> _Task details_
Could you transcribe the material below exactly, without leaving out a single line?

[start of Materials provided]

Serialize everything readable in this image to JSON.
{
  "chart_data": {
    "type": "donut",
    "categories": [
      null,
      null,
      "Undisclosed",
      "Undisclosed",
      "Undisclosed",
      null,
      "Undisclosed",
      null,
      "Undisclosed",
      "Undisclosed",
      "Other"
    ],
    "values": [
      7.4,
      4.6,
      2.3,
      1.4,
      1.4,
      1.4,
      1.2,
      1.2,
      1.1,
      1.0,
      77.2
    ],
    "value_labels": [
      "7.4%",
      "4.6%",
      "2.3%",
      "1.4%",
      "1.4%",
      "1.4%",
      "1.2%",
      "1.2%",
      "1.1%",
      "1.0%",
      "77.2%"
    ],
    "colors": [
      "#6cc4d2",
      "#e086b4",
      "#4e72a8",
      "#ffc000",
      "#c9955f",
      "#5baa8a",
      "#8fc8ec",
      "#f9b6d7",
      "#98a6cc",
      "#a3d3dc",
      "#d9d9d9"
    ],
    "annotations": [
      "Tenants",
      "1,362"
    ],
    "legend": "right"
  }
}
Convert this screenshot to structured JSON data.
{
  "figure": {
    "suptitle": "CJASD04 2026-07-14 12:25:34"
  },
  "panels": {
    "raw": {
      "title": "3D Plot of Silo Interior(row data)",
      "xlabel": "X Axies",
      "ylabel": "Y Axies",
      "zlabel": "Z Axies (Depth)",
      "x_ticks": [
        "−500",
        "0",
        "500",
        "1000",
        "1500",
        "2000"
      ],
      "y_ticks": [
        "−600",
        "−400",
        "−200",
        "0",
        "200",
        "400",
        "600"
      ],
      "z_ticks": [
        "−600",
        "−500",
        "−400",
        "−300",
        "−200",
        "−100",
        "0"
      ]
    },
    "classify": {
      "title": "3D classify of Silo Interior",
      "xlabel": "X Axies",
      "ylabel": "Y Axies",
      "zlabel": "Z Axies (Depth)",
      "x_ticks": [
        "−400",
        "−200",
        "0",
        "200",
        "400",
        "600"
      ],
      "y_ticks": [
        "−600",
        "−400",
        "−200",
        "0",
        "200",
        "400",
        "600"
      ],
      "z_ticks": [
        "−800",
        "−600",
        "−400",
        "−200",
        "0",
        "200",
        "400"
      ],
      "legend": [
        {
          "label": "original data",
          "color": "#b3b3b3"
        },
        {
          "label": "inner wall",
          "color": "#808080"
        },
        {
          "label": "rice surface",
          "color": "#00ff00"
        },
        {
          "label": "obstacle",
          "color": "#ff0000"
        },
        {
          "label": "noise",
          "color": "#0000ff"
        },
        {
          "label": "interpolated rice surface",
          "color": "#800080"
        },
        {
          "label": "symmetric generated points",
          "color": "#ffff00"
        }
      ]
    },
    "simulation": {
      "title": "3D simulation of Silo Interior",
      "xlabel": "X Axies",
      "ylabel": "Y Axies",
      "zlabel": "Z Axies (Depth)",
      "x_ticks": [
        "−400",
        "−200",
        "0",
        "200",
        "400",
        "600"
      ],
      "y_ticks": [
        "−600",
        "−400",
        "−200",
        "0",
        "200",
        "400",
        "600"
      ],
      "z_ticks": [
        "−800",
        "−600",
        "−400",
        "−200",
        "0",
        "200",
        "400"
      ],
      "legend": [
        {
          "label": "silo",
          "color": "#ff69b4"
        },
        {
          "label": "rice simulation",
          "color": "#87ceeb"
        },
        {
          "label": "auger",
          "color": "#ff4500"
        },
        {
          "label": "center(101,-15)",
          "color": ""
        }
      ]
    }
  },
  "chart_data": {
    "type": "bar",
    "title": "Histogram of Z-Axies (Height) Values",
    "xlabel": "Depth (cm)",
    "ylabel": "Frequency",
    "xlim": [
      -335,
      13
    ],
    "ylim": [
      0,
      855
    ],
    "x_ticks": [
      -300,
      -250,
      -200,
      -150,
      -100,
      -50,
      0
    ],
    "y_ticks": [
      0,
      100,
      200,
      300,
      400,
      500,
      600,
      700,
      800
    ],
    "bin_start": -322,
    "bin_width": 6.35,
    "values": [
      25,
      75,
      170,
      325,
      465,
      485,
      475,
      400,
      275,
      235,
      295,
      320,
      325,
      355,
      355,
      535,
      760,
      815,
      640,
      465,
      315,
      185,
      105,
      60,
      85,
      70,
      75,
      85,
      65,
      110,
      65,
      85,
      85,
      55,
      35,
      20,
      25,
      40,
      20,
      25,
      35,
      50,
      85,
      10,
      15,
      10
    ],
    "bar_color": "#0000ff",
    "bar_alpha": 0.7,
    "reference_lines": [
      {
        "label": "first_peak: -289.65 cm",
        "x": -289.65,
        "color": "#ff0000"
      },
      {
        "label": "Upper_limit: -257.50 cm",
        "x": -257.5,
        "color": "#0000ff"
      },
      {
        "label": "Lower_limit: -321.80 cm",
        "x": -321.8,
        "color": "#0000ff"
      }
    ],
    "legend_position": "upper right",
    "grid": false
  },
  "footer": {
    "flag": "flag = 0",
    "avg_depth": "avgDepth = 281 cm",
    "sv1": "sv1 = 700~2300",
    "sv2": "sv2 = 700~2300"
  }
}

[end of Materials provided]

> _Result of this exercise_
Serialize everything readable in this image to JSON.
{
  "chart_data": {
    "type": "donut",
    "categories": [
      null,
      null,
      "Undisclosed",
      "Undisclosed",
      "Undisclosed",
      null,
      "Undisclosed",
      null,
      "Undisclosed",
      "Undisclosed",
      "Other"
    ],
    "values": [
      7.4,
      4.6,
      2.3,
      1.4,
      1.4,
      1.4,
      1.2,
      1.2,
      1.1,
      1.0,
      77.2
    ],
    "value_labels": [
      "7.4%",
      "4.6%",
      "2.3%",
      "1.4%",
      "1.4%",
      "1.4%",
      "1.2%",
      "1.2%",
      "1.1%",
      "1.0%",
      "77.2%"
    ],
    "colors": [
      "#6cc4d2",
      "#e086b4",
      "#4e72a8",
      "#ffc000",
      "#c9955f",
      "#5baa8a",
      "#8fc8ec",
      "#f9b6d7",
      "#98a6cc",
      "#a3d3dc",
      "#d9d9d9"
    ],
    "annotations": [
      "Tenants",
      "1,362"
    ],
    "legend": "right"
  }
}
Convert this screenshot to structured JSON data.
{
  "figure": {
    "suptitle": "CJASD04 2026-07-14 12:25:34"
  },
  "panels": {
    "raw": {
      "title": "3D Plot of Silo Interior(row data)",
      "xlabel": "X Axies",
      "ylabel": "Y Axies",
      "zlabel": "Z Axies (Depth)",
      "x_ticks": [
        "−500",
        "0",
        "500",
        "1000",
        "1500",
        "2000"
      ],
      "y_ticks": [
        "−600",
        "−400",
        "−200",
        "0",
        "200",
        "400",
        "600"
      ],
      "z_ticks": [
        "−600",
        "−500",
        "−400",
        "−300",
        "−200",
        "−100",
        "0"
      ]
    },
    "classify": {
      "title": "3D classify of Silo Interior",
      "xlabel": "X Axies",
      "ylabel": "Y Axies",
      "zlabel": "Z Axies (Depth)",
      "x_ticks": [
        "−400",
        "−200",
        "0",
        "200",
        "400",
        "600"
      ],
      "y_ticks": [
        "−600",
        "−400",
        "−200",
        "0",
        "200",
        "400",
        "600"
      ],
      "z_ticks": [
        "−800",
        "−600",
        "−400",
        "−200",
        "0",
        "200",
        "400"
      ],
      "legend": [
        {
          "label": "original data",
          "color": "#b3b3b3"
        },
        {
          "label": "inner wall",
          "color": "#808080"
        },
        {
          "label": "rice surface",
          "color": "#00ff00"
        },
        {
          "label": "obstacle",
          "color": "#ff0000"
        },
        {
          "label": "noise",
          "color": "#0000ff"
        },
        {
          "label": "interpolated rice surface",
          "color": "#800080"
        },
        {
          "label": "symmetric generated points",
          "color": "#ffff00"
        }
      ]
    },
    "simulation": {
      "title": "3D simulation of Silo Interior",
      "xlabel": "X Axies",
      "ylabel": "Y Axies",
      "zlabel": "Z Axies (Depth)",
      "x_ticks": [
        "−400",
        "−200",
        "0",
        "200",
        "400",
        "600"
      ],
      "y_ticks": [
        "−600",
        "−400",
        "−200",
        "0",
        "200",
        "400",
        "600"
      ],
      "z_ticks": [
        "−800",
        "−600",
        "−400",
        "−200",
        "0",
        "200",
        "400"
      ],
      "legend": [
        {
          "label": "silo",
          "color": "#ff69b4"
        },
        {
          "label": "rice simulation",
          "color": "#87ceeb"
        },
        {
          "label": "auger",
          "color": "#ff4500"
        },
        {
          "label": "center(101,-15)",
          "color": ""
        }
      ]
    }
  },
  "chart_data": {
    "type": "bar",
    "title": "Histogram of Z-Axies (Height) Values",
    "xlabel": "Depth (cm)",
    "ylabel": "Frequency",
    "xlim": [
      -335,
      13
    ],
    "ylim": [
      0,
      855
    ],
    "x_ticks": [
      -300,
      -250,
      -200,
      -150,
      -100,
      -50,
      0
    ],
    "y_ticks": [
      0,
      100,
      200,
      300,
      400,
      500,
      600,
      700,
      800
    ],
    "bin_start": -322,
    "bin_width": 6.35,
    "values": [
      25,
      75,
      170,
      325,
      465,
      485,
      475,
      400,
      275,
      235,
      295,
      320,
      325,
      355,
      355,
      535,
      760,
      815,
      640,
      465,
      315,
      185,
      105,
      60,
      85,
      70,
      75,
      85,
      65,
      110,
      65,
      85,
      85,
      55,
      35,
      20,
      25,
      40,
      20,
      25,
      35,
      50,
      85,
      10,
      15,
      10
    ],
    "bar_color": "#0000ff",
    "bar_alpha": 0.7,
    "reference_lines": [
      {
        "label": "first_peak: -289.65 cm",
        "x": -289.65,
        "color": "#ff0000"
      },
      {
        "label": "Upper_limit: -257.50 cm",
        "x": -257.5,
        "color": "#0000ff"
      },
      {
        "label": "Lower_limit: -321.80 cm",
        "x": -321.8,
        "color": "#0000ff"
      }
    ],
    "legend_position": "upper right",
    "grid": false
  },
  "footer": {
    "flag": "flag = 0",
    "avg_depth": "avgDepth = 281 cm",
    "sv1": "sv1 = 700~2300",
    "sv2": "sv2 = 700~2300"
  }
}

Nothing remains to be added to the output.